- SHORT EXERCISE -
Every line of the material is to be repeated exactly as it stands.
-----
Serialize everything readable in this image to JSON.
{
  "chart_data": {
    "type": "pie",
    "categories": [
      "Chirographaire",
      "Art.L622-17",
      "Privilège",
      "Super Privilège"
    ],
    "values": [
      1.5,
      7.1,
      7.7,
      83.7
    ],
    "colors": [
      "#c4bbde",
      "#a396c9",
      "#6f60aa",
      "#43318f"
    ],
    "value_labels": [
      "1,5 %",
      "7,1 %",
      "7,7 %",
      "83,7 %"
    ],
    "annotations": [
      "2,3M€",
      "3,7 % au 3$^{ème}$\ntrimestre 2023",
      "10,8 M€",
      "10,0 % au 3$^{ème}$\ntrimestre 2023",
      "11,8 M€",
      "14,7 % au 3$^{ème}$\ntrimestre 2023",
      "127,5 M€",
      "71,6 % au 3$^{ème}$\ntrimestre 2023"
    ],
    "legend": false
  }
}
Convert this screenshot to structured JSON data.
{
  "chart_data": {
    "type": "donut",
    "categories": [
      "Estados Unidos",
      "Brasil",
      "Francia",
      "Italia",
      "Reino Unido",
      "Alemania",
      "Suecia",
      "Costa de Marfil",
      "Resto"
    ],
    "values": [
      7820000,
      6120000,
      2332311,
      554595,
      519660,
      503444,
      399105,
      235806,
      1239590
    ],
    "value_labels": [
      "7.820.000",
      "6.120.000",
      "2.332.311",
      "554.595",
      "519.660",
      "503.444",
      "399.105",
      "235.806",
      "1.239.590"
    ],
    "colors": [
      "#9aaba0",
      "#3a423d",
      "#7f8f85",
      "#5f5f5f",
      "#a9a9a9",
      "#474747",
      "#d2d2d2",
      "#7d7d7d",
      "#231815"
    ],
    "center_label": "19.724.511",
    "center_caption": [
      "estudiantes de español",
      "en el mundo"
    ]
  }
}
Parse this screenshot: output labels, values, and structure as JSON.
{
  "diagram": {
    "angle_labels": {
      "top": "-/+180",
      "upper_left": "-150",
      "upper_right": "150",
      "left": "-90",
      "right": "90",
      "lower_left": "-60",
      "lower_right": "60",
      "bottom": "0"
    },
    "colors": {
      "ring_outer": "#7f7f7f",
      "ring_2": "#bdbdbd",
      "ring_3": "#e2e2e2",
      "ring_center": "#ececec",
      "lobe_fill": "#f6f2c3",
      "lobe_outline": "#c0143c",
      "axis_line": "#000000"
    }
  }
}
-----
- THE SOLUTION -
Serialize everything readable in this image to JSON.
{
  "chart_data": {
    "type": "pie",
    "categories": [
      "Chirographaire",
      "Art.L622-17",
      "Privilège",
      "Super Privilège"
    ],
    "values": [
      1.5,
      7.1,
      7.7,
      83.7
    ],
    "colors": [
      "#c4bbde",
      "#a396c9",
      "#6f60aa",
      "#43318f"
    ],
    "value_labels": [
      "1,5 %",
      "7,1 %",
      "7,7 %",
      "83,7 %"
    ],
    "annotations": [
      "2,3M€",
      "3,7 % au 3$^{ème}$\ntrimestre 2023",
      "10,8 M€",
      "10,0 % au 3$^{ème}$\ntrimestre 2023",
      "11,8 M€",
      "14,7 % au 3$^{ème}$\ntrimestre 2023",
      "127,5 M€",
      "71,6 % au 3$^{ème}$\ntrimestre 2023"
    ],
    "legend": false
  }
}
Convert this screenshot to structured JSON data.
{
  "chart_data": {
    "type": "donut",
    "categories": [
      "Estados Unidos",
      "Brasil",
      "Francia",
      "Italia",
      "Reino Unido",
      "Alemania",
      "Suecia",
      "Costa de Marfil",
      "Resto"
    ],
    "values": [
      7820000,
      6120000,
      2332311,
      554595,
      519660,
      503444,
      399105,
      235806,
      1239590
    ],
    "value_labels": [
      "7.820.000",
      "6.120.000",
      "2.332.311",
      "554.595",
      "519.660",
      "503.444",
      "399.105",
      "235.806",
      "1.239.590"
    ],
    "colors": [
      "#9aaba0",
      "#3a423d",
      "#7f8f85",
      "#5f5f5f",
      "#a9a9a9",
      "#474747",
      "#d2d2d2",
      "#7d7d7d",
      "#231815"
    ],
    "center_label": "19.724.511",
    "center_caption": [
      "estudiantes de español",
      "en el mundo"
    ]
  }
}
Parse this screenshot: output labels, values, and structure as JSON.
{
  "diagram": {
    "angle_labels": {
      "top": "-/+180",
      "upper_left": "-150",
      "upper_right": "150",
      "left": "-90",
      "right": "90",
      "lower_left": "-60",
      "lower_right": "60",
      "bottom": "0"
    },
    "colors": {
      "ring_outer": "#7f7f7f",
      "ring_2": "#bdbdbd",
      "ring_3": "#e2e2e2",
      "ring_center": "#ececec",
      "lobe_fill": "#f6f2c3",
      "lobe_outline": "#c0143c",
      "axis_line": "#000000"
    }
  }
}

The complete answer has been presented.